- [Requirements]
Search the records for "ahora" and copy each line that holds it.

- [Records for processing]
######
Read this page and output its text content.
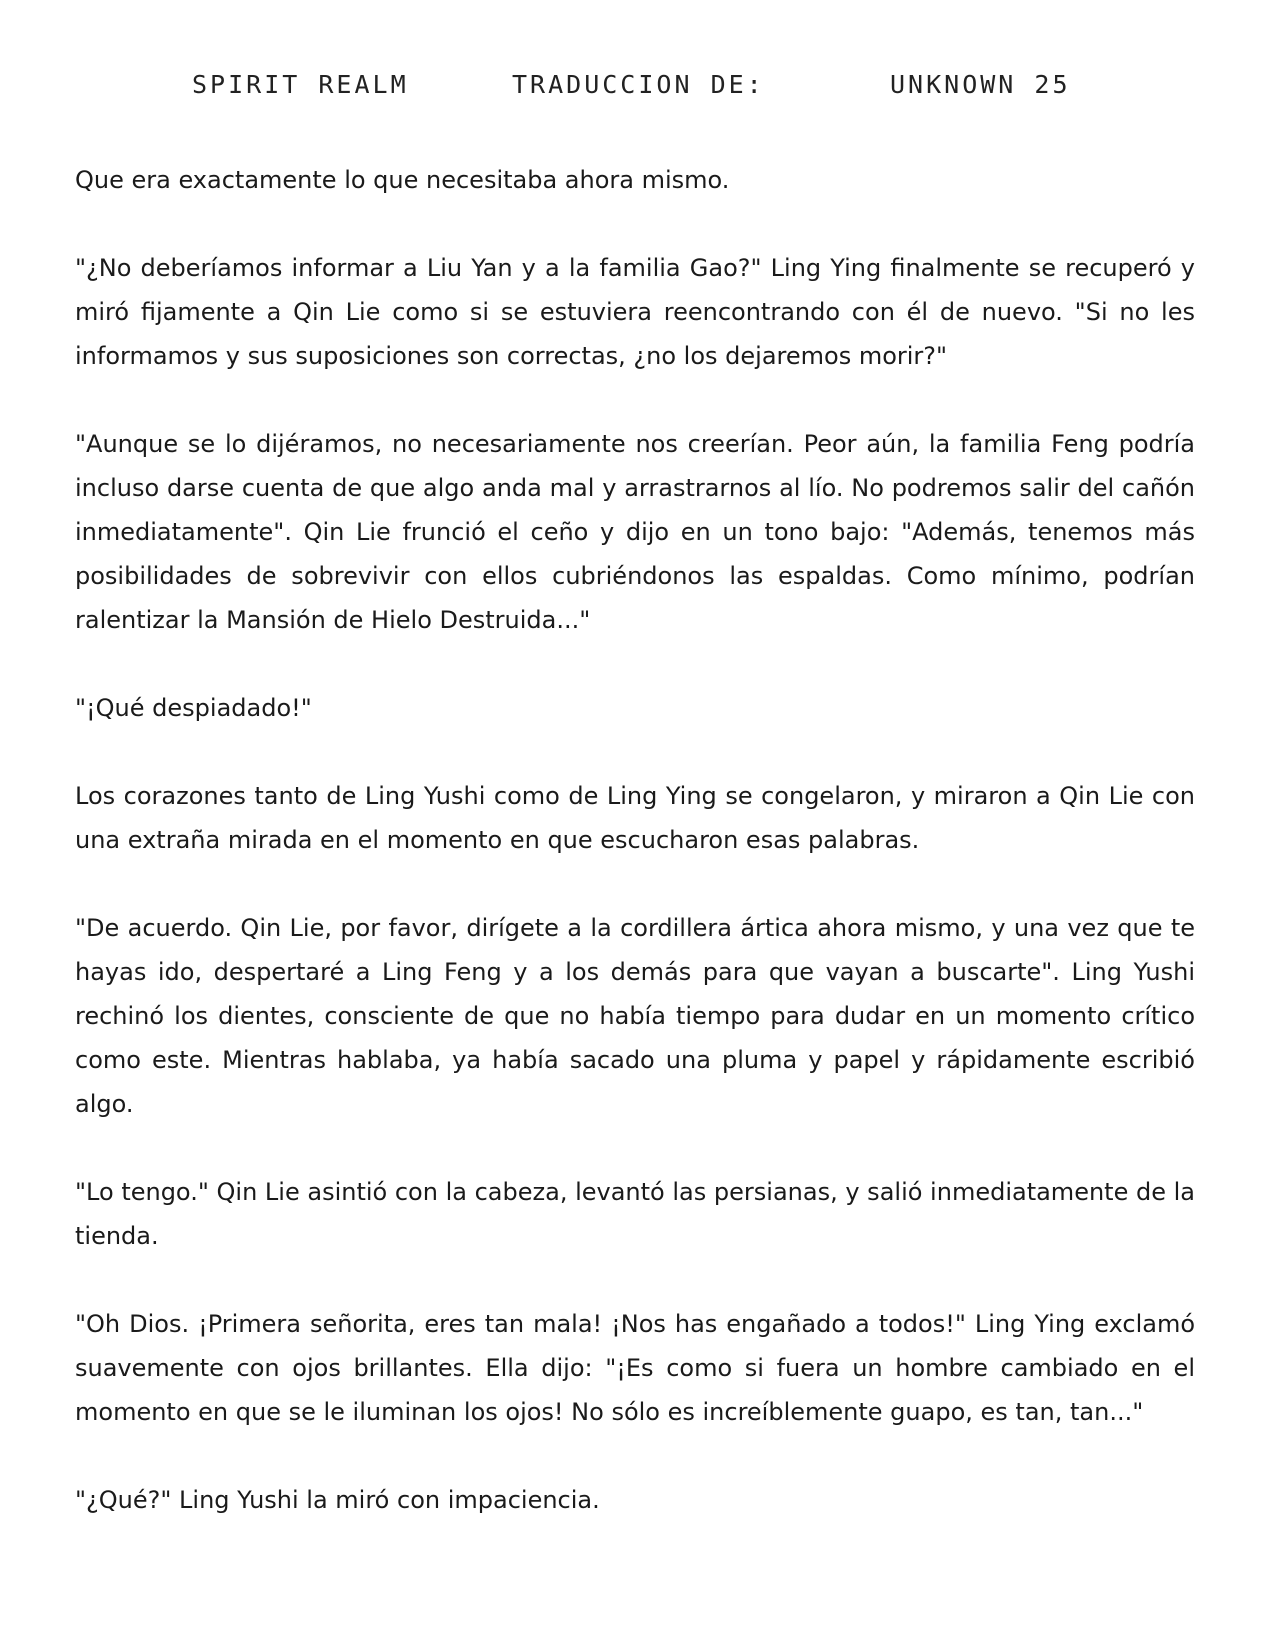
SPIRIT REALM	TRADUCCION DE:	UNKNOWN 25

Que era exactamente lo que necesitaba ahora mismo.

"¿No deberíamos informar a Liu Yan y a la familia Gao?" Ling Ying finalmente se recuperó y miró fijamente a Qin Lie como si se estuviera reencontrando con él de nuevo. "Si no les informamos y sus suposiciones son correctas, ¿no los dejaremos morir?"

"Aunque se lo dijéramos, no necesariamente nos creerían. Peor aún, la familia Feng podría incluso darse cuenta de que algo anda mal y arrastrarnos al lío. No podremos salir del cañón inmediatamente". Qin Lie frunció el ceño y dijo en un tono bajo: "Además, tenemos más posibilidades de sobrevivir con ellos cubriéndonos las espaldas. Como mínimo, podrían ralentizar la Mansión de Hielo Destruida..."

"¡Qué despiadado!"

Los corazones tanto de Ling Yushi como de Ling Ying se congelaron, y miraron a Qin Lie con una extraña mirada en el momento en que escucharon esas palabras.

"De acuerdo. Qin Lie, por favor, dirígete a la cordillera ártica ahora mismo, y una vez que te hayas ido, despertaré a Ling Feng y a los demás para que vayan a buscarte". Ling Yushi rechinó los dientes, consciente de que no había tiempo para dudar en un momento crítico como este. Mientras hablaba, ya había sacado una pluma y papel y rápidamente escribió algo.

"Lo tengo." Qin Lie asintió con la cabeza, levantó las persianas, y salió inmediatamente de la tienda.

"Oh Dios. ¡Primera señorita, eres tan mala! ¡Nos has engañado a todos!" Ling Ying exclamó suavemente con ojos brillantes. Ella dijo: "¡Es como si fuera un hombre cambiado en el momento en que se le iluminan los ojos! No sólo es increíblemente guapo, es tan, tan..."

"¿Qué?" Ling Yushi la miró con impaciencia.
######
- [Finished answer]
Que era exactamente lo que necesitaba ahora mismo.
"De acuerdo. Qin Lie, por favor, dirígete a la cordillera ártica ahora mismo, y una vez que te hayas ido, despertaré a Ling Feng y a los demás para que vayan a buscarte". Ling Yushi rechinó los dientes, consciente de que no había tiempo para dudar en un momento crítico como este. Mientras hablaba, ya había sacado una pluma y papel y rápidamente escribió algo.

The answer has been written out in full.